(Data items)
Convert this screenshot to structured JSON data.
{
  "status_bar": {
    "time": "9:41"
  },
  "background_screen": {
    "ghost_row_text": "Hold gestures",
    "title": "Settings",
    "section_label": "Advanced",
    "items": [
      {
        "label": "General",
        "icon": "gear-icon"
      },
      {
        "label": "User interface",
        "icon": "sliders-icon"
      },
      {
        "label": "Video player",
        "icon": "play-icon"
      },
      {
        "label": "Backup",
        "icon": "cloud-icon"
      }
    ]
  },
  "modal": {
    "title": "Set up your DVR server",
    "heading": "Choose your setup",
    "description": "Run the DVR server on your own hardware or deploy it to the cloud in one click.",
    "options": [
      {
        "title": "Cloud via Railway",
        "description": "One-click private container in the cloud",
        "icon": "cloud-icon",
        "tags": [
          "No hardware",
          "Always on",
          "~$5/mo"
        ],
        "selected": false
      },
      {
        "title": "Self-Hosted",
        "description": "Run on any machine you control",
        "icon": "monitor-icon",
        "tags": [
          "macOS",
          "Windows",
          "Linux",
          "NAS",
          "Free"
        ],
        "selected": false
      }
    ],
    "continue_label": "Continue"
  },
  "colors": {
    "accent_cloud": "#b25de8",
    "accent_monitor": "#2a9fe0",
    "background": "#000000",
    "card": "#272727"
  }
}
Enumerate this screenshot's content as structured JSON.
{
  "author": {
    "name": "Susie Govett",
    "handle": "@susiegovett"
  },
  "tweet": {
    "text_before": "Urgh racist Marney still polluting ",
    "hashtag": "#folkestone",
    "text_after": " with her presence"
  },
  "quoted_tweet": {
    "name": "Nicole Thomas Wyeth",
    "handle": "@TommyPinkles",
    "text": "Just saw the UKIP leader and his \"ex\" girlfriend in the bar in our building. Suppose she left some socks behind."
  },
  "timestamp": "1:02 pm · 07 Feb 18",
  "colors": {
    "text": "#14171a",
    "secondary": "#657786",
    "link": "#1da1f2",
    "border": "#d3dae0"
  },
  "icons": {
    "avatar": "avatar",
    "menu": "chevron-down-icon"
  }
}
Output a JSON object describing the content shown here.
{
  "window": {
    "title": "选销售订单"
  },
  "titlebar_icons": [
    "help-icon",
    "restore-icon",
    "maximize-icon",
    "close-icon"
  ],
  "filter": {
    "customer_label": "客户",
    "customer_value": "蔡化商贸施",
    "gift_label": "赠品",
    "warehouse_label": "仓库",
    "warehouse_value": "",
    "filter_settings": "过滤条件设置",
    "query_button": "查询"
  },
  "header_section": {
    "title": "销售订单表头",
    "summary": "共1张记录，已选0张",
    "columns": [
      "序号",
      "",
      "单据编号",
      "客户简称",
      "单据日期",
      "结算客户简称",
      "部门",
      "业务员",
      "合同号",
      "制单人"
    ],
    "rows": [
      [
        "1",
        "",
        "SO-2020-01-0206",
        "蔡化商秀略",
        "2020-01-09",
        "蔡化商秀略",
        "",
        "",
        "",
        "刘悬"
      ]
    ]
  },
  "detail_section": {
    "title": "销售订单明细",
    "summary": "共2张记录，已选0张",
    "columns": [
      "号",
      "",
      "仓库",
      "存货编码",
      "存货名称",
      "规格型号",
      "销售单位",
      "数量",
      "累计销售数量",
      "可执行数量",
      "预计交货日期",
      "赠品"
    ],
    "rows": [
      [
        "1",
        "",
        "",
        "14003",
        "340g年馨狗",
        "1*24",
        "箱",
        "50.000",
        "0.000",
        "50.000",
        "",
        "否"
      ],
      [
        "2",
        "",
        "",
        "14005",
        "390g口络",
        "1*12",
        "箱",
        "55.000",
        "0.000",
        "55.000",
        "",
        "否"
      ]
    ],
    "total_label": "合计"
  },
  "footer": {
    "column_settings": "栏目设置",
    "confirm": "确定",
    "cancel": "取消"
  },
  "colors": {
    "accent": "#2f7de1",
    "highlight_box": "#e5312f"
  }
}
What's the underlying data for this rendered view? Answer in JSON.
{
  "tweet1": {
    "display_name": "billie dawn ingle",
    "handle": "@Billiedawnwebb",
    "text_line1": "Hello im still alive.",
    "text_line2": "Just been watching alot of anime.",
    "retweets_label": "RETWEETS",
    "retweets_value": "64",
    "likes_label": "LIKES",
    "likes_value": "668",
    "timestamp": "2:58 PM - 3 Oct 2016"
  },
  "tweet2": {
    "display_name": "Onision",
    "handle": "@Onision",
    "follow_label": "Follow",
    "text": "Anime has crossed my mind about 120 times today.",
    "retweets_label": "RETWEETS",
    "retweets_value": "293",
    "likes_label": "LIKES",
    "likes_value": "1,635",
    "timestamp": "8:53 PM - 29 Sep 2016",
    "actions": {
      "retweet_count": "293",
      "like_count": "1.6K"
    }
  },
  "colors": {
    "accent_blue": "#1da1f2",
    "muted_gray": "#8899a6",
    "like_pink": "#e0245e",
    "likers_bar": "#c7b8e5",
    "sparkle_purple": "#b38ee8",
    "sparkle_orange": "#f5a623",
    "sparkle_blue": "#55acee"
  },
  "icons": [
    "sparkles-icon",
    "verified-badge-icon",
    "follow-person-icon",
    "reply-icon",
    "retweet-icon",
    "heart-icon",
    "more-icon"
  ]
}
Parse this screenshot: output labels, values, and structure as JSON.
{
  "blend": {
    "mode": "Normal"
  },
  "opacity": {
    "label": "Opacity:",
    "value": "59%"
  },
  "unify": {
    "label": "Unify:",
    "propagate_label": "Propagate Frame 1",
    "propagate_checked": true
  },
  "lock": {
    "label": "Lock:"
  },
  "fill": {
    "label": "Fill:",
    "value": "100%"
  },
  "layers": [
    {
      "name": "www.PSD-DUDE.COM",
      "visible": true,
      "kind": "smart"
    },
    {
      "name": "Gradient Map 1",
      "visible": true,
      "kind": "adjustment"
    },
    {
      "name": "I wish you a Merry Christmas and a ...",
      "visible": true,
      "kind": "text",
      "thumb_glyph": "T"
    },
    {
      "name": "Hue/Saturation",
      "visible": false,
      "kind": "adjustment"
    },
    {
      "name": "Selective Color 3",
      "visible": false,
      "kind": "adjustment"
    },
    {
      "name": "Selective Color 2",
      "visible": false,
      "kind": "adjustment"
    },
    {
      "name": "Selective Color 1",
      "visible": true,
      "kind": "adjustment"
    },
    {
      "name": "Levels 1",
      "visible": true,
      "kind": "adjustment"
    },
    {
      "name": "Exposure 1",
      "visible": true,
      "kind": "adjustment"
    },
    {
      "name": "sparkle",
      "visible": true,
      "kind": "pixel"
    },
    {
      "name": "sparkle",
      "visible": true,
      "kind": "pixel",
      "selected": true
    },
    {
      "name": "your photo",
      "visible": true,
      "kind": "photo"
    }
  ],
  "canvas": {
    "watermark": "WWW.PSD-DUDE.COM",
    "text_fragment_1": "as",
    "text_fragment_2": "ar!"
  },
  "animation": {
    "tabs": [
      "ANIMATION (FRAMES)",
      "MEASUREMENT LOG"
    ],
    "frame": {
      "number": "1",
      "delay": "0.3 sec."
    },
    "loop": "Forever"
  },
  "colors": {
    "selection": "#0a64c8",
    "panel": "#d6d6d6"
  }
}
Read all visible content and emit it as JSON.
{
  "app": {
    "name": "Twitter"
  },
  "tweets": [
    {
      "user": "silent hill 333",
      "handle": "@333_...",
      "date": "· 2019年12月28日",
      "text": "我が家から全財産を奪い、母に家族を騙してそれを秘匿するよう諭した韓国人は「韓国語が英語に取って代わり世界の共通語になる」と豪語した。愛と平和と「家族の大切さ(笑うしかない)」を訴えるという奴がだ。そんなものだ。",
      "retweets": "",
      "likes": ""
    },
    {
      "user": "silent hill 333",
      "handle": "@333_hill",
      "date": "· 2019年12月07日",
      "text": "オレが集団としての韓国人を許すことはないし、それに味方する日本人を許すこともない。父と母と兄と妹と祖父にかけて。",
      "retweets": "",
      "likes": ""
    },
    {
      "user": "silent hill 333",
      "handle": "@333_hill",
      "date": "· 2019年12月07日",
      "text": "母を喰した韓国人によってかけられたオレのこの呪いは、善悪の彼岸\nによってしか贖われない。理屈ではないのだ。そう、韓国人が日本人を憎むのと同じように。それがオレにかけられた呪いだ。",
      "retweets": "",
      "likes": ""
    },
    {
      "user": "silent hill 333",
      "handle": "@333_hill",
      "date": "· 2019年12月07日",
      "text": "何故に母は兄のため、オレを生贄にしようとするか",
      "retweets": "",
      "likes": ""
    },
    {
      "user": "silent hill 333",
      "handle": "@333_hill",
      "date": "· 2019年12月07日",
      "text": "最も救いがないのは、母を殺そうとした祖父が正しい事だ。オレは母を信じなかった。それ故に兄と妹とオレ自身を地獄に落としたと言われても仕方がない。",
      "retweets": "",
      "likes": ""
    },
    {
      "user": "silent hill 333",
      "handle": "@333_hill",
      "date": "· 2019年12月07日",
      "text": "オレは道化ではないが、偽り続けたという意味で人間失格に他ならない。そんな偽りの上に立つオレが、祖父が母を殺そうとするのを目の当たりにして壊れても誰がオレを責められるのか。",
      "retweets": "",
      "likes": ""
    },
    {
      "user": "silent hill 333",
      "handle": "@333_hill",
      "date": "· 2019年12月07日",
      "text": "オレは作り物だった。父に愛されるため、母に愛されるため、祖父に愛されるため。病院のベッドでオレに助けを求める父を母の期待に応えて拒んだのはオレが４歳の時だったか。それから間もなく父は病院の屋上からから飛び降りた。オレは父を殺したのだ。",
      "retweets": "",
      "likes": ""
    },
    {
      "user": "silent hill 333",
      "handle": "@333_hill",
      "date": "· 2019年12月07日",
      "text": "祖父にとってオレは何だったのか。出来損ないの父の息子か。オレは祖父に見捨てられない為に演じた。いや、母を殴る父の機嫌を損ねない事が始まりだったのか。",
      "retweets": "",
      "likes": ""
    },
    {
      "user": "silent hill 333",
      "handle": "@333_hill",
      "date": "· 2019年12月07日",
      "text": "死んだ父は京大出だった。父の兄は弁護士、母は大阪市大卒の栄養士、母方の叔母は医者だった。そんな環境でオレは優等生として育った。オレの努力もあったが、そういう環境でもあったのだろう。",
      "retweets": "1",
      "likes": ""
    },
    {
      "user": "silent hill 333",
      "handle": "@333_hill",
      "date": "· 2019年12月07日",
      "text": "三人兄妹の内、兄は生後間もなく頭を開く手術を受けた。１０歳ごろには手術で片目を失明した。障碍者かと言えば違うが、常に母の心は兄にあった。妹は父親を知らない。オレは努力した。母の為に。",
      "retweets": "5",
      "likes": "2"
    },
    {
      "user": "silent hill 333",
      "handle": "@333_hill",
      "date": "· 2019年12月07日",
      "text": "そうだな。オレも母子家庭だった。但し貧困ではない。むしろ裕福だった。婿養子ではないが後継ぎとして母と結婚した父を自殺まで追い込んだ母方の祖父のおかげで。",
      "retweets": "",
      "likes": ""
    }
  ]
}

→ To do: Copy all lines above containing the string "summary".

→ Exercise result:
    "summary": "共1张记录，已选0张",
    "summary": "共2张记录，已选0张",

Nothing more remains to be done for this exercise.